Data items
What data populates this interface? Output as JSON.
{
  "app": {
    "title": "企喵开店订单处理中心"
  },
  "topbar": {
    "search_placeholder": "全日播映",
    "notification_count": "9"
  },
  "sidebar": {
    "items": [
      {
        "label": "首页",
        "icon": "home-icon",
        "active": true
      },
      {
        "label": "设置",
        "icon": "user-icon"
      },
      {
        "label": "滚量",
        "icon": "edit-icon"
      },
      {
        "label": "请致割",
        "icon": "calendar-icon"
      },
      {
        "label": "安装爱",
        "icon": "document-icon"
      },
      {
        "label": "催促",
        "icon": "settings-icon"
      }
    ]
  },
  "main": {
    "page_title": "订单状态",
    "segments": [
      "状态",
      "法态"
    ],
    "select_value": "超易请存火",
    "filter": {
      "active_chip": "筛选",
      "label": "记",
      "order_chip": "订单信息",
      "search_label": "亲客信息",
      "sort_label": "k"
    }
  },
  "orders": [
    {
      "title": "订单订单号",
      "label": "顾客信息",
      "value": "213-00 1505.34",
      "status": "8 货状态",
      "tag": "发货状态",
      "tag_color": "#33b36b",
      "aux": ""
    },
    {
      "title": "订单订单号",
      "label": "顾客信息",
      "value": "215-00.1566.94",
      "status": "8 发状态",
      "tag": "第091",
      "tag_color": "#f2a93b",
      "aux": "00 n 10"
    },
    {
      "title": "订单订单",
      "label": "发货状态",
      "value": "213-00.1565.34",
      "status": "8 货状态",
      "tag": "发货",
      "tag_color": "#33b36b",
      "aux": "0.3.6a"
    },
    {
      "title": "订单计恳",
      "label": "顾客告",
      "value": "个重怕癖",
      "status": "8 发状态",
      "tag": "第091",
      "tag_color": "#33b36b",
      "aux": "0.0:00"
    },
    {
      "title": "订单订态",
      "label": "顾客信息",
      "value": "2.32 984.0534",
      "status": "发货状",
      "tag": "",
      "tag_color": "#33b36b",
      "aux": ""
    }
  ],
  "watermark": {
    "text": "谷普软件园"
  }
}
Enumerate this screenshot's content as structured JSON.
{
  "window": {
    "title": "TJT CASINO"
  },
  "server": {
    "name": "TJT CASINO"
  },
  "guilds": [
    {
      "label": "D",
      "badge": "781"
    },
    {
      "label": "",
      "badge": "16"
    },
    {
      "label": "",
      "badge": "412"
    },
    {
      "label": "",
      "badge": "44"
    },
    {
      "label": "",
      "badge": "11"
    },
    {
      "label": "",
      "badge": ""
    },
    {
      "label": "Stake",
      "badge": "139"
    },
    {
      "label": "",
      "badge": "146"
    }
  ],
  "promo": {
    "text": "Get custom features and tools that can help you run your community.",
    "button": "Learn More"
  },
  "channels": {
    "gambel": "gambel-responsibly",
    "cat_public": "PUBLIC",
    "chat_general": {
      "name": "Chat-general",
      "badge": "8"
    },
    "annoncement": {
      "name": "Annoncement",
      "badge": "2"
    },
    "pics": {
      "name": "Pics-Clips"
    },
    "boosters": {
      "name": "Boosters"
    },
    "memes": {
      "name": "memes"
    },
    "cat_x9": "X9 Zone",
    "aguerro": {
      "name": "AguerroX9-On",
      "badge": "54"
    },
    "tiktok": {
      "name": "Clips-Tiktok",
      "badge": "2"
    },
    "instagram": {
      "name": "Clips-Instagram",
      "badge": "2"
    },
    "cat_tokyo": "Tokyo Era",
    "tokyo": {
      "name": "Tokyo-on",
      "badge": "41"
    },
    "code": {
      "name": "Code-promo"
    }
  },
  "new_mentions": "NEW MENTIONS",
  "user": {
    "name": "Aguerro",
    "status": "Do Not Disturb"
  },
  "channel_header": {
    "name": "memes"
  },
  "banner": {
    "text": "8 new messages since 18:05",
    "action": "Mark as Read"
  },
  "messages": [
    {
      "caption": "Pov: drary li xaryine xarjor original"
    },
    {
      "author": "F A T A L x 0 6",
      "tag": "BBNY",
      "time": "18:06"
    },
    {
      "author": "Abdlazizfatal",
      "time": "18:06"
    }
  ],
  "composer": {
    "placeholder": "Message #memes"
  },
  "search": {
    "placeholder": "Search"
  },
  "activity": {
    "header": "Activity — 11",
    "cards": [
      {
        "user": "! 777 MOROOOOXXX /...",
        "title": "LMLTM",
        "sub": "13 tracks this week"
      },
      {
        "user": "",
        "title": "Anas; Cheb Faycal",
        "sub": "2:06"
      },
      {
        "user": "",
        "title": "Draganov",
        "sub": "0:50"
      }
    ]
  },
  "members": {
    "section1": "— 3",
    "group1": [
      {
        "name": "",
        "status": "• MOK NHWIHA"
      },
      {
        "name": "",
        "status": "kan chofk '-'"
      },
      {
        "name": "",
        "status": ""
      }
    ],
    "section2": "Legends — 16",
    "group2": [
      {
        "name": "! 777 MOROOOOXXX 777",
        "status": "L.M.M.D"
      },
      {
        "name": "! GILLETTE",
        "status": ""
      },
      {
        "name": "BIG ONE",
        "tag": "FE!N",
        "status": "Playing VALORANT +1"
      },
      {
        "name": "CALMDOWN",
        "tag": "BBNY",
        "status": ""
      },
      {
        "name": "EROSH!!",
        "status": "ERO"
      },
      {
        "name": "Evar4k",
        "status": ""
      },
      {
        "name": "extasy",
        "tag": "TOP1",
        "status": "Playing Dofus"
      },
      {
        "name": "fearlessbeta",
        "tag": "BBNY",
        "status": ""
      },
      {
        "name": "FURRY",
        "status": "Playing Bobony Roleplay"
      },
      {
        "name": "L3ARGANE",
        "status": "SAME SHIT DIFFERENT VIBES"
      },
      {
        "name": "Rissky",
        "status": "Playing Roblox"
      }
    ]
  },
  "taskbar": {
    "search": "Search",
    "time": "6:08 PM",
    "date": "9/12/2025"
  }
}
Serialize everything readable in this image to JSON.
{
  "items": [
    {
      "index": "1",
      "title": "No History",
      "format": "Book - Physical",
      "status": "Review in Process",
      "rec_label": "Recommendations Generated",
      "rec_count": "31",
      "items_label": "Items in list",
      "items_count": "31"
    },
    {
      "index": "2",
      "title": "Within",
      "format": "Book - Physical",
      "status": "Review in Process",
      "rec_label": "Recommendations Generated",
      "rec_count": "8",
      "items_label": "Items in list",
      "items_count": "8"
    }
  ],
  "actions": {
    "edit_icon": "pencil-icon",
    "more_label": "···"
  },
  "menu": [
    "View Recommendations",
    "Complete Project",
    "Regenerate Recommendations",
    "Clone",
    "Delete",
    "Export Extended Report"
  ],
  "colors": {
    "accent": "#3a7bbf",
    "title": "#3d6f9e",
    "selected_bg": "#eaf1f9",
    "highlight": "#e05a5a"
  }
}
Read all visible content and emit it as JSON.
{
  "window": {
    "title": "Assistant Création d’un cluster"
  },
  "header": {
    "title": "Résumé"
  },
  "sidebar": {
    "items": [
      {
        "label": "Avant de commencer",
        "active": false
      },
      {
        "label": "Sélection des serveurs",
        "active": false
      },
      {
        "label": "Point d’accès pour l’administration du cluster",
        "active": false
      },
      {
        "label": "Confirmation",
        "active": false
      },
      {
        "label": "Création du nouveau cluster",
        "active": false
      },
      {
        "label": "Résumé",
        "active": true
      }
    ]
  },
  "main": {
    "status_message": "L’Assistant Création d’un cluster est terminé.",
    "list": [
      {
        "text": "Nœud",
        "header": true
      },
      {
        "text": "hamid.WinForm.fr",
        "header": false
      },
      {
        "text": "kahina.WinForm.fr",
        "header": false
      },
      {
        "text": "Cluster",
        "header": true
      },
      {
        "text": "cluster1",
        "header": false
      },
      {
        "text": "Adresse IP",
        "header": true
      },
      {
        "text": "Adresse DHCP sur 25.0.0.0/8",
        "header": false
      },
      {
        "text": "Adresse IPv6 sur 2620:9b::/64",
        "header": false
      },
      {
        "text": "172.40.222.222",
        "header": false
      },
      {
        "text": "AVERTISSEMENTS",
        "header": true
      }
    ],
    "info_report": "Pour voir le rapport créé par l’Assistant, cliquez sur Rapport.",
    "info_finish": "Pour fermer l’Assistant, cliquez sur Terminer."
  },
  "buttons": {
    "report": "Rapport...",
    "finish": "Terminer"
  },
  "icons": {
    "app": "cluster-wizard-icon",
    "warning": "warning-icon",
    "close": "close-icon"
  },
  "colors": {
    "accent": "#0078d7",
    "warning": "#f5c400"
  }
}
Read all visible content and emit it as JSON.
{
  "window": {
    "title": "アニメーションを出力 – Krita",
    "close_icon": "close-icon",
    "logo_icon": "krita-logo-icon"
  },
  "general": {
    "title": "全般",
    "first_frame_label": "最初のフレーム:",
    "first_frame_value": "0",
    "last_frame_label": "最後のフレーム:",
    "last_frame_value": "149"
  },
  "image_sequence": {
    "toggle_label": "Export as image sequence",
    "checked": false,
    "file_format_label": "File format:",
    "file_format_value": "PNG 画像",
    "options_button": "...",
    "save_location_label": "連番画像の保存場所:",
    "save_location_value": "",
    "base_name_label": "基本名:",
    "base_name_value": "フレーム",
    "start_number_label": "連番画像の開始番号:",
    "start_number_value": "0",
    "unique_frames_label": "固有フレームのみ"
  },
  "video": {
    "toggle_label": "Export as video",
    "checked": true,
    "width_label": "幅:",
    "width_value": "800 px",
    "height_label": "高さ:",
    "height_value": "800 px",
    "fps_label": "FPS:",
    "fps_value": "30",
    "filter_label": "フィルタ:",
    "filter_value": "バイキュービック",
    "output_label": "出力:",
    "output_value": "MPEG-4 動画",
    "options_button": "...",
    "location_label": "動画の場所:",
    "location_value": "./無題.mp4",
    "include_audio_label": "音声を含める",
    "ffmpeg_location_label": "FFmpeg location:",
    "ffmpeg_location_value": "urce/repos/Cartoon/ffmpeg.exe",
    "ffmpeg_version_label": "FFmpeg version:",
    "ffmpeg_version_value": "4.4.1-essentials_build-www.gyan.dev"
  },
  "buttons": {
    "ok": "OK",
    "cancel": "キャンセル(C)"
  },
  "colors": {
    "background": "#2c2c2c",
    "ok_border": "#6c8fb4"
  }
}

◆ Exercise ◆
All lines above containing the string "Clips" are to be collected.

◆ Task response ◆
      "name": "Pics-Clips"
      "name": "Clips-Tiktok",
      "name": "Clips-Instagram",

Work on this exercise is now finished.